*Request*
Search the material for the word "Letter" and copy each line that holds it.

### Provided information

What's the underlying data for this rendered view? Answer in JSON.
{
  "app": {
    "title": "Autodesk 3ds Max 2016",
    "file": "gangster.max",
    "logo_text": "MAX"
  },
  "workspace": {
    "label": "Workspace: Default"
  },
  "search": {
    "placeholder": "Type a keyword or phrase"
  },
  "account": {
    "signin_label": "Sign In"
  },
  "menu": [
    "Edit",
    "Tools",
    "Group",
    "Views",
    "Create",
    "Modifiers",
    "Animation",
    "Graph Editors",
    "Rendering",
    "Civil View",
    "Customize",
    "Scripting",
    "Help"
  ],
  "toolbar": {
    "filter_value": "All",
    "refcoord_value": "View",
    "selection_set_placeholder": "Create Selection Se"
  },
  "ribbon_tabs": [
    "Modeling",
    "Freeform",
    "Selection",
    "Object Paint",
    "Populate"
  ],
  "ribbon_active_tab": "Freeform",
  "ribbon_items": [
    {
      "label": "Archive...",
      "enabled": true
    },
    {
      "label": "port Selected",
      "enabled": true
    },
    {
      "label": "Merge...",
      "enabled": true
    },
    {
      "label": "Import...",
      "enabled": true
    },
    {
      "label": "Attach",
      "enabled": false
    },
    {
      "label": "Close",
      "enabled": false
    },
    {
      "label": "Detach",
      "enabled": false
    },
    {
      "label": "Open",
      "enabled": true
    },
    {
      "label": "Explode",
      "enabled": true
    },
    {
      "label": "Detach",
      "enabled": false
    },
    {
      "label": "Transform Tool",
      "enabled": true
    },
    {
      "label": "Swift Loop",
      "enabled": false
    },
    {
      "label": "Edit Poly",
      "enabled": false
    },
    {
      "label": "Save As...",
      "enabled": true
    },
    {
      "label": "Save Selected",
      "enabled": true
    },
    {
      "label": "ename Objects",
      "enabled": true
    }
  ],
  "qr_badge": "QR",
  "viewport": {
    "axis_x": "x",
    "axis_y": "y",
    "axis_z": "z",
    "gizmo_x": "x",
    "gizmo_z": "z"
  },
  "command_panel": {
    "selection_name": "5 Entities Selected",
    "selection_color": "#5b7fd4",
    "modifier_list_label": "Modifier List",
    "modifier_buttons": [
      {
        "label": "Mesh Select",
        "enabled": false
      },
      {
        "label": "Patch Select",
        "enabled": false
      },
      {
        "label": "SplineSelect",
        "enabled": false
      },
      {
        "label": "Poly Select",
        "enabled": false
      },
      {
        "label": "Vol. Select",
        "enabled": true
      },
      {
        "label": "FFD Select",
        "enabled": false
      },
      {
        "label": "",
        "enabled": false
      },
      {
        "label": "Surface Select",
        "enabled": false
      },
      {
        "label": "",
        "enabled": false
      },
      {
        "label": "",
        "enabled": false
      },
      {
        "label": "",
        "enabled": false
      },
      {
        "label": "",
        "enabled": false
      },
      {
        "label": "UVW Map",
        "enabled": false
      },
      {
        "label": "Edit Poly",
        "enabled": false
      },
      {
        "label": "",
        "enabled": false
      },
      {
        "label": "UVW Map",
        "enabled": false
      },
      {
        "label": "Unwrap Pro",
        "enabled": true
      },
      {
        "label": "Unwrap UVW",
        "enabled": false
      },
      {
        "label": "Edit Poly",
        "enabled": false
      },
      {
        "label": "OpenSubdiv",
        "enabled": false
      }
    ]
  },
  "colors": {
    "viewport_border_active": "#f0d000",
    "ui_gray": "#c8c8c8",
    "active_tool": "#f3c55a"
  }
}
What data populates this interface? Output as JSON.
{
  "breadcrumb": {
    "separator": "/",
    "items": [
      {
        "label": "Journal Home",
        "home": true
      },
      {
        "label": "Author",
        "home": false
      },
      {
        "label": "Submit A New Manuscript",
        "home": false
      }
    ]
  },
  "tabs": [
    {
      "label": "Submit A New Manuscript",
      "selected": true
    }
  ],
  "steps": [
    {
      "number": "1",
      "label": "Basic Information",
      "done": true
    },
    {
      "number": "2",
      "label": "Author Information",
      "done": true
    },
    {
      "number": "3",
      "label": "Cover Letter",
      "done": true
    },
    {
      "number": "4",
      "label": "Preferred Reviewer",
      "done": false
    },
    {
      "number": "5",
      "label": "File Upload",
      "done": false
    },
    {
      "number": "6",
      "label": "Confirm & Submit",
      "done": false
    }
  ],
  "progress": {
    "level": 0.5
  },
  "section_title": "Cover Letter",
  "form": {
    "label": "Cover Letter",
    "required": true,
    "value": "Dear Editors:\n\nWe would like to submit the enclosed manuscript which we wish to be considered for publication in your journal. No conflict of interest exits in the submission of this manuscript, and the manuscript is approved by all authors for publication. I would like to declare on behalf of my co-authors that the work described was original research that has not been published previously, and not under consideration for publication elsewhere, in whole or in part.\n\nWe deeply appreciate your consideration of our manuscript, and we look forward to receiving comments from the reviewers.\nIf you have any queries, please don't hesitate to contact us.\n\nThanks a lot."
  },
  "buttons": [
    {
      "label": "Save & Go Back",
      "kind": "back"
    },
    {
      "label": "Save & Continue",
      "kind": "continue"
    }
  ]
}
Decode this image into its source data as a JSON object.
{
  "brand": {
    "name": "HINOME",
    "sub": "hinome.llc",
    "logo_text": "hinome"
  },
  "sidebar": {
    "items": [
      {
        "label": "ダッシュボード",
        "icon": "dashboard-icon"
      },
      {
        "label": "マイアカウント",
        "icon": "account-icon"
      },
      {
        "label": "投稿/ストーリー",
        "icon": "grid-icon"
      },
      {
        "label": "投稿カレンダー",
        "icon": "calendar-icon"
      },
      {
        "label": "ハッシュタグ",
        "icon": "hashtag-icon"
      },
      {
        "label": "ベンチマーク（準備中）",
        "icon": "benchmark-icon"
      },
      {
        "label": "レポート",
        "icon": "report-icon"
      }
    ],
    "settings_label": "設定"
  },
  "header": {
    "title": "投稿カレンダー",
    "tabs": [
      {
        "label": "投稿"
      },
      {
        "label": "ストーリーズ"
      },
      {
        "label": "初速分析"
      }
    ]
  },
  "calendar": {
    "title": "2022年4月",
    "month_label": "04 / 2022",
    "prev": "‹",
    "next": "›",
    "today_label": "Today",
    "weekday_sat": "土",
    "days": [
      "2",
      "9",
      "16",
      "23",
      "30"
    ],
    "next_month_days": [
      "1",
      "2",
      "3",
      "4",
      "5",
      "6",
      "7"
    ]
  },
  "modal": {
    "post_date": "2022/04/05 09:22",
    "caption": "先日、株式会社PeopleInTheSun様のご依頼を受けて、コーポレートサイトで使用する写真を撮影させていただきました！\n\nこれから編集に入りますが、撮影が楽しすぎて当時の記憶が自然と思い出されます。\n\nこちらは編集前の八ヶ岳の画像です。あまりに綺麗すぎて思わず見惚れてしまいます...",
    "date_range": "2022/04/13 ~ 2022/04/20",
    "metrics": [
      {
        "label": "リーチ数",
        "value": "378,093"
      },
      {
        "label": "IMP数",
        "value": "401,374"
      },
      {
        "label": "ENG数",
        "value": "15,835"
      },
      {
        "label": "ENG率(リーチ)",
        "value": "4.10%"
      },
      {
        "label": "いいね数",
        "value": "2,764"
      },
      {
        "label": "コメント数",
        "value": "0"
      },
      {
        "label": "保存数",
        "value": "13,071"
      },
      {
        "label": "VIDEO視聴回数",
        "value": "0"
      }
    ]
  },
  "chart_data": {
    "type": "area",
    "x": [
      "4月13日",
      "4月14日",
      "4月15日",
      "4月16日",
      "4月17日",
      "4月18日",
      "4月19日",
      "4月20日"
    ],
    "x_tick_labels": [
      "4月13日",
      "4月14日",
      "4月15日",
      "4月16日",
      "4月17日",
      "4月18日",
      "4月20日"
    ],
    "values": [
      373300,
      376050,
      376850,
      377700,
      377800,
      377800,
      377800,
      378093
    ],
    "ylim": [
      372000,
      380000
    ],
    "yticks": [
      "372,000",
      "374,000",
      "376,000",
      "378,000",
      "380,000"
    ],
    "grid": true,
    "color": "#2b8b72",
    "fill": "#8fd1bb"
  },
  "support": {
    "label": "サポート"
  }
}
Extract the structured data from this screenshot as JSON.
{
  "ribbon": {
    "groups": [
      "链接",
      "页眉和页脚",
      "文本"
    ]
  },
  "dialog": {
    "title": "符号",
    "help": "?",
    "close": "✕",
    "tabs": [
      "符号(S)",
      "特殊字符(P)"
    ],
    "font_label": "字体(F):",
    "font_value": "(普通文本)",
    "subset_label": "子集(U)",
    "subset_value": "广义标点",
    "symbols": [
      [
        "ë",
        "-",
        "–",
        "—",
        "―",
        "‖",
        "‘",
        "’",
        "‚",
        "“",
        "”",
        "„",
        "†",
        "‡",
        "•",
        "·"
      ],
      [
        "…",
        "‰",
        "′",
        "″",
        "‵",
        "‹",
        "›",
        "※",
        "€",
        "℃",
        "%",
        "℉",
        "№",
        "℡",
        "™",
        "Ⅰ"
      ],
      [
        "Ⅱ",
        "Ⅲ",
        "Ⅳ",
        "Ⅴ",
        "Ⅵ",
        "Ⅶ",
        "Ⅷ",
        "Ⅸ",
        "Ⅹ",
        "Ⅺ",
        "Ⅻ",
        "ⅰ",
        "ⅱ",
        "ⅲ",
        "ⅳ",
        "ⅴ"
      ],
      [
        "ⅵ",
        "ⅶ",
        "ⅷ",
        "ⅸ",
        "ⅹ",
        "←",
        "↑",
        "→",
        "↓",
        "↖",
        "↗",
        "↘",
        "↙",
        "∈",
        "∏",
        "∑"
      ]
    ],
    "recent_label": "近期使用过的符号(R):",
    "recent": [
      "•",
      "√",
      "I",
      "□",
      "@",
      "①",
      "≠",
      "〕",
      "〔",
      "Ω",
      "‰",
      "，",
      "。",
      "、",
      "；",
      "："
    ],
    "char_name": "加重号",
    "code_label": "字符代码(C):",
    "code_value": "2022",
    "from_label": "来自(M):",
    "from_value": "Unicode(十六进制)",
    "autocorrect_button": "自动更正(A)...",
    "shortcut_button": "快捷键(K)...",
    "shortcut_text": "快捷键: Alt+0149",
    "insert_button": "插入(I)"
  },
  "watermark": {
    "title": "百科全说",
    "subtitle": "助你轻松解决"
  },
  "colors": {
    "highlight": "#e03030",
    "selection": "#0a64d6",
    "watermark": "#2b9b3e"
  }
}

######

*Response to the task*
      "label": "Cover Letter",
  "section_title": "Cover Letter",
    "label": "Cover Letter",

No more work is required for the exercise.